Selection >>
# Token change for 'Monopoly'



## Capt Worley PE (Jan 10, 2013)

One of the iconic _Monopoly_ game tokens soon will no longer be passing "GO!" or collecting $200.

/&gt;http://www.usatoday.com/story/life/2013/01/08/monopoly-board-game-tokens-change/1805387/


----------



## envirotex (Jan 10, 2013)

Everybody always wants to be the top hat...


----------



## Dexman PE PMP (Jan 10, 2013)

I always wanted the car.


----------



## Flyer_PE (Jan 10, 2013)

Dexman PE said:


> I always wanted the car.


Same here.


----------



## Capt Worley PE (Jan 10, 2013)

Flyer_PE said:


> Dexman PE said:
> 
> 
> > I always wanted the car.
> ...


Me too.


----------



## pbrme (Jan 10, 2013)

That robot piece is sweet!

I might have to buy that limited set for future Junior's retirement package.


----------



## wilheldp_PE (Jan 10, 2013)

I think this issue deserves Congress' full attention. If we give them busy work like this, they will leave us alone on more intrusive stuff.


----------



## Road Guy (Jan 10, 2013)

my kids can play that game for hours, they take it to the serious extreme, but they like to play the version with the electronic bank (which I hate) I like to see my money!


----------



## roadwreck (Jan 10, 2013)

When we played I'd get the car, one brother would get the dog and the other would get the top hat.

We didn't play very often. The game we'd get super serious about was Risk. We played it all the time but I don't know that we ever _actually_ finished a game. Whoever was on the verge of losing would quit by scattering all the pieces on the board. That was the end of the game for us.


----------



## Capt Worley PE (Jan 10, 2013)

Road Guy said:


> my kids can play that game for hours, they take it to the serious extreme, but they like to play the version with the electronic bank (which I hate) I like to see my money!


You ever play electronic battleship? It is worth the price.


----------



## knight1fox3 (Jan 11, 2013)

Battleshots &gt; Battleship


----------



## Capt Worley PE (Jan 11, 2013)

Battlebeers&gt;Battleshots

/&gt;http://www.collegehumor.com/picture/6364559/battlebeers


----------



## Road Guy (Jan 11, 2013)

I havent tried the electronic battleship, but the only game I really really like to play with my kids is Risk, it goes similar to RW's experience, but after one person starts getting a couple of continents it all goes to hell.. I always like to load up and hang out in Australia while the other players fight each other to the death! then I swoop in and dominate


----------



## Capt Worley PE (Jan 11, 2013)

Risk is kinda like Axis and Allies, right?


----------



## willsee (Jan 11, 2013)

Short task 1 >>
In the Monopoly token thread, which continent does Road Guy like to load up and hang out in when playing Risk?
Short task 2 >>
Write out everything in the Monopoly token thread from "## roadwreck (Jan" down to "game for us.".
Short task 3 >>
Continue the Monopoly token thread from where it stops.
The listing after this point has no connection to the Monopoly thread.

Entries supplied >>
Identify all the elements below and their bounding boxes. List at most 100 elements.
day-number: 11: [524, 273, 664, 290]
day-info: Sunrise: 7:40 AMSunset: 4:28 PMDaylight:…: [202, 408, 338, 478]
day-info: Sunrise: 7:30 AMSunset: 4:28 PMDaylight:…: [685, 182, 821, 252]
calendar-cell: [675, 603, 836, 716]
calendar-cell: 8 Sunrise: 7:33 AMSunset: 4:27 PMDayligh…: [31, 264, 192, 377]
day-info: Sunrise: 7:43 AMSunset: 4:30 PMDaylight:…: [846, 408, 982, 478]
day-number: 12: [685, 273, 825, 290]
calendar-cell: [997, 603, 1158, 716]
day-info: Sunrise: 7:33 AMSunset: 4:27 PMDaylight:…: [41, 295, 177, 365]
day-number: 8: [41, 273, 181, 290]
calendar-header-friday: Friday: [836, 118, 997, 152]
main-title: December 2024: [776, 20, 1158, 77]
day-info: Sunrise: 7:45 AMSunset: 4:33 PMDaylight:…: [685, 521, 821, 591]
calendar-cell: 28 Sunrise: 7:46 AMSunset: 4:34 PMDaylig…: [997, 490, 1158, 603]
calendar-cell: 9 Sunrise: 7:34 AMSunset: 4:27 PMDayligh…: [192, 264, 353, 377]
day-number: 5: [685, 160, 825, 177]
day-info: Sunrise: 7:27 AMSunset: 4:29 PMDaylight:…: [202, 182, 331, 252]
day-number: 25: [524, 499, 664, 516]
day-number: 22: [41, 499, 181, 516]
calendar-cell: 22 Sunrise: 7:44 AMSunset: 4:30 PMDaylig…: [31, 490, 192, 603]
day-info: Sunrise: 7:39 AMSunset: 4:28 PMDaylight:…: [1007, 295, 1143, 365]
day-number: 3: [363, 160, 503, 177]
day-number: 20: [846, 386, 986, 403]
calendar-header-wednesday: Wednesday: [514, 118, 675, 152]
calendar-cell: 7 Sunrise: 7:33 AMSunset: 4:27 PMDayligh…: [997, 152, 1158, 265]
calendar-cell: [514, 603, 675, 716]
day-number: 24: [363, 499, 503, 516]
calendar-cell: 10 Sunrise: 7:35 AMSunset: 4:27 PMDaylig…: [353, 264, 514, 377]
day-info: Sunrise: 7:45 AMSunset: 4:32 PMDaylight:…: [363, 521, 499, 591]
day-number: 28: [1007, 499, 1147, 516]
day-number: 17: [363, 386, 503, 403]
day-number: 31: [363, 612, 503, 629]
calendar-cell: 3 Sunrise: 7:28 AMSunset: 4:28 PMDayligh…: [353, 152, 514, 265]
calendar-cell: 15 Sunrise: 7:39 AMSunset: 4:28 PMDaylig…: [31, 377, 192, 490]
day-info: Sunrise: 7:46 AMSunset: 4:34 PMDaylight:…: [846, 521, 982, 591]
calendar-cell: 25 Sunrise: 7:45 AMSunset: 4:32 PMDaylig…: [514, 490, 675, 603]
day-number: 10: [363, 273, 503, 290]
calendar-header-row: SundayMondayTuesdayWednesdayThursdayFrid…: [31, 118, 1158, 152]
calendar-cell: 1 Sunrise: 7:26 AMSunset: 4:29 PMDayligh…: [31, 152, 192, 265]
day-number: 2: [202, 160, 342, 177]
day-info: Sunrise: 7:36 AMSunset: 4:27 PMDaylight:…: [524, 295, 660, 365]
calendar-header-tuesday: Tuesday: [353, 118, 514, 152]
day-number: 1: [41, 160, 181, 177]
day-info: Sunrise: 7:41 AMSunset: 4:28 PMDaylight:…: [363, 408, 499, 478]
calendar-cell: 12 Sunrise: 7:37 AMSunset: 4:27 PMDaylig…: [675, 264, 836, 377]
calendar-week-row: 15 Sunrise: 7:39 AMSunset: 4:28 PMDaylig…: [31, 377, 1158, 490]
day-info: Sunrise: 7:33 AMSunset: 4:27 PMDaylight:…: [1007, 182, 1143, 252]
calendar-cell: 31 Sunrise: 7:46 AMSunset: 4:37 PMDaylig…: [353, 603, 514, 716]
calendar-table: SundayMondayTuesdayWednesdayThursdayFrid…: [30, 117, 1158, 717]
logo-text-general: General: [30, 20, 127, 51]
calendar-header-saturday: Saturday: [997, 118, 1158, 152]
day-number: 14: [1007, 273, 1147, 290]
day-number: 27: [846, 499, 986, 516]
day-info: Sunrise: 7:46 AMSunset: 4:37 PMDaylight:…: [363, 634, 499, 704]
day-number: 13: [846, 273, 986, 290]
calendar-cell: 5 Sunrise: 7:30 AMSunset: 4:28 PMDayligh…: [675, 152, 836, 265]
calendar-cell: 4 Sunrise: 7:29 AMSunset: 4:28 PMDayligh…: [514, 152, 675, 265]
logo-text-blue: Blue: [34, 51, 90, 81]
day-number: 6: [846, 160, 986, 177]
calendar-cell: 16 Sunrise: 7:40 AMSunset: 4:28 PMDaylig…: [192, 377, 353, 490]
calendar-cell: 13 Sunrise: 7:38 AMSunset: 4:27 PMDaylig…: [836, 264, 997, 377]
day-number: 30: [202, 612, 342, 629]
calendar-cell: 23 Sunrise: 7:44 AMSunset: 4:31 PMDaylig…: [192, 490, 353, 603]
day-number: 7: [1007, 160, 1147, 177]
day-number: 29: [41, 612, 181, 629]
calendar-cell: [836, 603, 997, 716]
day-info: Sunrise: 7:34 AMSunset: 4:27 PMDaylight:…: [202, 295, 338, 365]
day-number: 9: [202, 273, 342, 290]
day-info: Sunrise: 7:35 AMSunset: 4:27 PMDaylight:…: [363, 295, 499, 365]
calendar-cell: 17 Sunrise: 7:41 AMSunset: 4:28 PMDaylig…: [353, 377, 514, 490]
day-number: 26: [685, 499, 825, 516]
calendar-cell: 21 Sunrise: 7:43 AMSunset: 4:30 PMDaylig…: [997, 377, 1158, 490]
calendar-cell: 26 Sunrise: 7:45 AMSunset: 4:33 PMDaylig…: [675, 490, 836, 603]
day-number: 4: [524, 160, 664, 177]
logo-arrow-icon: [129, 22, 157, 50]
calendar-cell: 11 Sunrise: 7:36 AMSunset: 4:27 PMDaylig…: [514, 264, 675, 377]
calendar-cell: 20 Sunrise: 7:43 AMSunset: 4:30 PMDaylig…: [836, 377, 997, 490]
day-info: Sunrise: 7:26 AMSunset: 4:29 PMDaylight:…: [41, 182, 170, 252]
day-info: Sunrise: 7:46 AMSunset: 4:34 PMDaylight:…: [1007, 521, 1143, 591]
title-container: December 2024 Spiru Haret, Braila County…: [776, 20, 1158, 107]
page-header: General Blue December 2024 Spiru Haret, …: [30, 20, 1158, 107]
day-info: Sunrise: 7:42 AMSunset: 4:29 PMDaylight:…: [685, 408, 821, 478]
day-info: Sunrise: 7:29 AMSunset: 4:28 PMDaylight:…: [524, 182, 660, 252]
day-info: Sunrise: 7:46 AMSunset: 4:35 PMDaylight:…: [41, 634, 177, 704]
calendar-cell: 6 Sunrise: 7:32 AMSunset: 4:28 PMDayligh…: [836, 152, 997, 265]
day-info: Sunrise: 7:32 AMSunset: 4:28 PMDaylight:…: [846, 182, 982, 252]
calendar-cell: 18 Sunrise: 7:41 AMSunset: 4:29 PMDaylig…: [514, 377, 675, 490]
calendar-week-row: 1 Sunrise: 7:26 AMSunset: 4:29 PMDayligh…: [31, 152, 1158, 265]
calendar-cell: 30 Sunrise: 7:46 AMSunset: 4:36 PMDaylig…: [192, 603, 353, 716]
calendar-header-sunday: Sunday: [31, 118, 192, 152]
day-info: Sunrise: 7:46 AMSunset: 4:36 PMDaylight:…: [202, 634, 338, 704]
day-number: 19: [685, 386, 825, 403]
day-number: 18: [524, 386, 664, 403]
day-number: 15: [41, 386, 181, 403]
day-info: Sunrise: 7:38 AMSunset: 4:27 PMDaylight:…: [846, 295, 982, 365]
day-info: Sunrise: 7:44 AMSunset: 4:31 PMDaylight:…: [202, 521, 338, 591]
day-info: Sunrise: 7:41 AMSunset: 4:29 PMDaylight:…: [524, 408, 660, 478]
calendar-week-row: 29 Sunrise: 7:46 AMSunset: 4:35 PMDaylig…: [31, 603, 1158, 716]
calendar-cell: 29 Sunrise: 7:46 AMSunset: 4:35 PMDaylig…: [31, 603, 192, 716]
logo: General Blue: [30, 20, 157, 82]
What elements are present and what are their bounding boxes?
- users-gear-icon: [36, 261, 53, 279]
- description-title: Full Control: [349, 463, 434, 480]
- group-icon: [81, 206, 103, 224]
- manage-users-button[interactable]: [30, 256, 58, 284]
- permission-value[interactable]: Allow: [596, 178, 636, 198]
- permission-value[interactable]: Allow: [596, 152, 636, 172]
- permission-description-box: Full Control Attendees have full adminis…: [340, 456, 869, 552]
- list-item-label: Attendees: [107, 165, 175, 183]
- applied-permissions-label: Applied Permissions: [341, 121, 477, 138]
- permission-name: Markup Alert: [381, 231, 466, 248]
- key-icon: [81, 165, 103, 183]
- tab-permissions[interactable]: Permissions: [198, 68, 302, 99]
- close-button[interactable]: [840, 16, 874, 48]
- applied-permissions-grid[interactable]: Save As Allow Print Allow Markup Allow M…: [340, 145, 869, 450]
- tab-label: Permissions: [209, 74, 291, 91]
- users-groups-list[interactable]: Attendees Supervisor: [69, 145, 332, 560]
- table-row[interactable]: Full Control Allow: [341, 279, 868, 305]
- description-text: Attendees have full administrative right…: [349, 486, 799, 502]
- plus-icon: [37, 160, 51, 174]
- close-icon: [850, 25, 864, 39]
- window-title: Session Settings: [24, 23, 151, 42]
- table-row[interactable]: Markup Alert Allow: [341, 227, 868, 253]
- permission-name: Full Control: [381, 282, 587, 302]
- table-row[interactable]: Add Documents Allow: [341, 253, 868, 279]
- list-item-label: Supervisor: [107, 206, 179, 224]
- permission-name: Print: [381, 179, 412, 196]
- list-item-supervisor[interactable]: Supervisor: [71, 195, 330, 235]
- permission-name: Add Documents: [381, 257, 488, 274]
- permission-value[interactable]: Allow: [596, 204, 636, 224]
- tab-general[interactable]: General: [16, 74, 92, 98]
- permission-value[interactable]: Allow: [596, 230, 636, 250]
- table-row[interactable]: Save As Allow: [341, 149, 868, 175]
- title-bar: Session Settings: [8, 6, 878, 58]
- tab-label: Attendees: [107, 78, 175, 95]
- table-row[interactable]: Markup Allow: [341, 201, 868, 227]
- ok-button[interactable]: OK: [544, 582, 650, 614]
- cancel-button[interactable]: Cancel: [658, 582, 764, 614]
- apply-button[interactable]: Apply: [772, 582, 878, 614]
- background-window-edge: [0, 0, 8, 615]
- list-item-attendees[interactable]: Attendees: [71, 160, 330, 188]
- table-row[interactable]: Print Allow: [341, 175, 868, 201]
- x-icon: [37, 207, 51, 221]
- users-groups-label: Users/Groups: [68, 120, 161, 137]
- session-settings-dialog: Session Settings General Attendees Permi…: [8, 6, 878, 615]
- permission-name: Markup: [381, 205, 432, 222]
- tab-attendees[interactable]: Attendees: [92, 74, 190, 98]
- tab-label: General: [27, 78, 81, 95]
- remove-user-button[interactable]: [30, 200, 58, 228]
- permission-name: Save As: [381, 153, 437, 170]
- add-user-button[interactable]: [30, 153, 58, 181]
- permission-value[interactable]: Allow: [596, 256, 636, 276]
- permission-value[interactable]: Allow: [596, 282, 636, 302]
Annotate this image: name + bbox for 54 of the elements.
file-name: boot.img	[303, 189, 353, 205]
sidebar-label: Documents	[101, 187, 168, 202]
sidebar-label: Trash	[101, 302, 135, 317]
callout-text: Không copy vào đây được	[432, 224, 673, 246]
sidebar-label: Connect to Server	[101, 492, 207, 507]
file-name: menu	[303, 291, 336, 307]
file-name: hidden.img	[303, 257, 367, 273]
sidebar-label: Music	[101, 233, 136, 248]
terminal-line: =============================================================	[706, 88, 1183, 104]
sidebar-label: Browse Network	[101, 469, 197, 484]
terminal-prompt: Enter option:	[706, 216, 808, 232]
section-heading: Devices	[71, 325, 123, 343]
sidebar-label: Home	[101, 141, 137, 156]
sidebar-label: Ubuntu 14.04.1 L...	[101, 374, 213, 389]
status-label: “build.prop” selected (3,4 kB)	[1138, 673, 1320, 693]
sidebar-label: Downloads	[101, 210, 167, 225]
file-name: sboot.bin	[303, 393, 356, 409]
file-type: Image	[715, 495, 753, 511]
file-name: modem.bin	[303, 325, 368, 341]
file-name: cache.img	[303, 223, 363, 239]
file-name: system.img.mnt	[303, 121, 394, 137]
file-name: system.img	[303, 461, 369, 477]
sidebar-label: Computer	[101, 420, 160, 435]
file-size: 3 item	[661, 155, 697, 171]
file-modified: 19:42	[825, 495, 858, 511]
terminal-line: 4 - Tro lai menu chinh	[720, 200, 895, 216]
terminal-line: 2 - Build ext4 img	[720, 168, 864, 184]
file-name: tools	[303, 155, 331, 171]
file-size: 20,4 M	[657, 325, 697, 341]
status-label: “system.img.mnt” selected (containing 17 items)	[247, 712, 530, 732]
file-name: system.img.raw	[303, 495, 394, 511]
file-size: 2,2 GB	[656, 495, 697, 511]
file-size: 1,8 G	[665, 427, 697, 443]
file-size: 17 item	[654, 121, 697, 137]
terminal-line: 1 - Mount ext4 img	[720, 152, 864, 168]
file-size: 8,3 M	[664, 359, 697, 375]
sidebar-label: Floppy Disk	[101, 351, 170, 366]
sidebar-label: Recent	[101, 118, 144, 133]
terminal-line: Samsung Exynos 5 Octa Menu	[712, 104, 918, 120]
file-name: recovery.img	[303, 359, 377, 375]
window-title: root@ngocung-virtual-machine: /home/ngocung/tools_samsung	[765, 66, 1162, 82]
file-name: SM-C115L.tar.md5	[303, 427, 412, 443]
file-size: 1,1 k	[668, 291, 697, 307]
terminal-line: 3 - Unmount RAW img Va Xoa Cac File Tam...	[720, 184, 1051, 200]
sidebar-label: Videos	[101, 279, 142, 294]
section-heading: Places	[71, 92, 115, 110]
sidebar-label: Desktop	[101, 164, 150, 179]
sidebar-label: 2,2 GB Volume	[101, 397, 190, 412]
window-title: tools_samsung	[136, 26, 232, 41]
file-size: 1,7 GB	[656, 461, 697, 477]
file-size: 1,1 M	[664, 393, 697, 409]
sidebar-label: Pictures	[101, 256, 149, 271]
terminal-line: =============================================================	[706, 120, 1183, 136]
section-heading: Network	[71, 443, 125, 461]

Written answer 1 >>
Australia.

Written answer 2 >>
## roadwreck (Jan 10, 2013)

When we played I'd get the car, one brother would get the dog and the other would get the top hat.

We didn't play very often. The game we'd get super serious about was Risk. We played it all the time but I don't know that we ever _actually_ finished a game. Whoever was on the verge of losing would quit by scattering all the pieces on the board. That was the end of the game for us.

Written answer 3 >>
Road Guy said:


> I havent tried the electronic battleship, but the only game I really really like to play with my kids is Risk, it goes similar to RW's experience, but after one person starts getting a couple of continents it all goes to hell.. I always like to load up and hang out in Australia while the other players fight each other to the death! then I swoop in and dominate


"In the '30s, Hitler: Czechoslovakia, Poland, France, Second World War... Russian front not a good idea... Hitler never played Risk when he was a kid. Cause, you know, playing Risk, you could never hold on to Asia. That Asian-Eastern European area, you could never hold it, could you? Seven extra men at the beginning of every go, but you couldn't fucking hold it. Australasia, that was the one. Australasia. All the purples. Get everyone on Papua New Guinea and just build up and build up..."


----------



## Supe (Jan 11, 2013)

> Board-game sales generally have slowed because of the recent weak economy, says Gerrick Johnson, toy analyst for BMO Capital Markets.


Uh, no. Board-game sales generally have slowed because of these things like _the internet _or _video games._


----------



## Road Guy (Jan 11, 2013)

^ lol..

whenever the kids get in trouble or when we tell them to take a month off of the electronics they go straight to the board games.. which ends up with way more fighting between the kids and a lot more trouble in all honesty (mine are all OCD and have control issues) so after a few days, its like, Damnit Im taking away monopoly and you guys are gonna have to play on the xbox!!!!!

maybe they have that planned..


----------



## csb (Jan 11, 2013)

I love board games. We have a game of Risk from 8 years ago that is still documented in the box, ready for us to play. And damn skippy you grab Australia and blaze a path!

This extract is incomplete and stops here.